### Your task
Are you able to retype all the records below exactly?

### Data entries
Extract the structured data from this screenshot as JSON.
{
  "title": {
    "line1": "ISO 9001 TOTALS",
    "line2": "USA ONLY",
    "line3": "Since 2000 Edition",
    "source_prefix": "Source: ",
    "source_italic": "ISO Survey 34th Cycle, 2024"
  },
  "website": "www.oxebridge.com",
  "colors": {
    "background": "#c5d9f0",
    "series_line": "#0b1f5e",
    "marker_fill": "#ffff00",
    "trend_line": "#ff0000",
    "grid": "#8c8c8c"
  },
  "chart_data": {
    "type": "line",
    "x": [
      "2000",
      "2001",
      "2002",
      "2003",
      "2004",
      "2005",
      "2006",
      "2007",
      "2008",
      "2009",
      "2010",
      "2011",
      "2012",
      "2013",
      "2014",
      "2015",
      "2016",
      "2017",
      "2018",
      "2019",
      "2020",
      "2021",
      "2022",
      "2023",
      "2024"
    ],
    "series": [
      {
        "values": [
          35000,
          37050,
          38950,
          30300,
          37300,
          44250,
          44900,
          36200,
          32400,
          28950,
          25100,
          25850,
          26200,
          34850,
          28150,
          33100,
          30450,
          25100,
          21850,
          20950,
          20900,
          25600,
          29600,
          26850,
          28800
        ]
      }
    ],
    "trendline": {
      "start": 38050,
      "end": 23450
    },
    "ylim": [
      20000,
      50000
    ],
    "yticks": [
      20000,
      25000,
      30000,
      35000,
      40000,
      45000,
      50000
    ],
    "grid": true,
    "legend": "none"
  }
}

### Solution
Extract the structured data from this screenshot as JSON.
{
  "title": {
    "line1": "ISO 9001 TOTALS",
    "line2": "USA ONLY",
    "line3": "Since 2000 Edition",
    "source_prefix": "Source: ",
    "source_italic": "ISO Survey 34th Cycle, 2024"
  },
  "website": "www.oxebridge.com",
  "colors": {
    "background": "#c5d9f0",
    "series_line": "#0b1f5e",
    "marker_fill": "#ffff00",
    "trend_line": "#ff0000",
    "grid": "#8c8c8c"
  },
  "chart_data": {
    "type": "line",
    "x": [
      "2000",
      "2001",
      "2002",
      "2003",
      "2004",
      "2005",
      "2006",
      "2007",
      "2008",
      "2009",
      "2010",
      "2011",
      "2012",
      "2013",
      "2014",
      "2015",
      "2016",
      "2017",
      "2018",
      "2019",
      "2020",
      "2021",
      "2022",
      "2023",
      "2024"
    ],
    "series": [
      {
        "values": [
          35000,
          37050,
          38950,
          30300,
          37300,
          44250,
          44900,
          36200,
          32400,
          28950,
          25100,
          25850,
          26200,
          34850,
          28150,
          33100,
          30450,
          25100,
          21850,
          20950,
          20900,
          25600,
          29600,
          26850,
          28800
        ]
      }
    ],
    "trendline": {
      "start": 38050,
      "end": 23450
    },
    "ylim": [
      20000,
      50000
    ],
    "yticks": [
      20000,
      25000,
      30000,
      35000,
      40000,
      45000,
      50000
    ],
    "grid": true,
    "legend": "none"
  }
}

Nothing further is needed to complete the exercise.